What is being asked
Return each line containing the string "Aneby".

____________________

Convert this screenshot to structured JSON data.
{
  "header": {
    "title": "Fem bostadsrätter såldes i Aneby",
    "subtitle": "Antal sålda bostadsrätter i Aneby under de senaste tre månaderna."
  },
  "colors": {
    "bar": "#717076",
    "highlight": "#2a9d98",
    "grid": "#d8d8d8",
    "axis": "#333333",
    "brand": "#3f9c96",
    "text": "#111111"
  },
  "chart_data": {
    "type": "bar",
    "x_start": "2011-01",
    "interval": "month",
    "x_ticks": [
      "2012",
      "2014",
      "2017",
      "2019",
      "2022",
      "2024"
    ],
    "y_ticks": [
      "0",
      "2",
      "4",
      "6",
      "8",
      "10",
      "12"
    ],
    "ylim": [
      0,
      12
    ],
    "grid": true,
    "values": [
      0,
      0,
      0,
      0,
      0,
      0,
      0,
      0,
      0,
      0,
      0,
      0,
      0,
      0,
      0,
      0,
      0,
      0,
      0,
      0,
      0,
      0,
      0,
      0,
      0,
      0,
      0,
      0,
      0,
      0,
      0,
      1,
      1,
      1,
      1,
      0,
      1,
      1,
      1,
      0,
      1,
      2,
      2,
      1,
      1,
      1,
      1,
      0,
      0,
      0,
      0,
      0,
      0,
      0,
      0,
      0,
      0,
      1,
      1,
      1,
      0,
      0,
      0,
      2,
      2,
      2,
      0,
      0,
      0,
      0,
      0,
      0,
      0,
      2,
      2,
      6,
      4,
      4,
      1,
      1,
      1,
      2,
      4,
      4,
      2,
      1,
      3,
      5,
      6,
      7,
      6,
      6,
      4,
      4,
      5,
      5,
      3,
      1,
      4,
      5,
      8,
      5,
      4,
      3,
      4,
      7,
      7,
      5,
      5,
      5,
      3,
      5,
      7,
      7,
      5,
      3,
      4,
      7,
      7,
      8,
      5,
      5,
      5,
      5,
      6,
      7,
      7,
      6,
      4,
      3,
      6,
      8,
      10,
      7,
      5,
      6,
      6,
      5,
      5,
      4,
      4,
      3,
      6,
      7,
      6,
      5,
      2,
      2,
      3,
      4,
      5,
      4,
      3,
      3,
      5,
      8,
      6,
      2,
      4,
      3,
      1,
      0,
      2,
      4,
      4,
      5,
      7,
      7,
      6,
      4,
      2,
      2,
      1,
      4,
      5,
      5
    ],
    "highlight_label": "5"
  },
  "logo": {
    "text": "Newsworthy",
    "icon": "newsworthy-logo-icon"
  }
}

____________________

Response to the task
    "title": "Fem bostadsrätter såldes i Aneby",
    "subtitle": "Antal sålda bostadsrätter i Aneby under de senaste tre månaderna."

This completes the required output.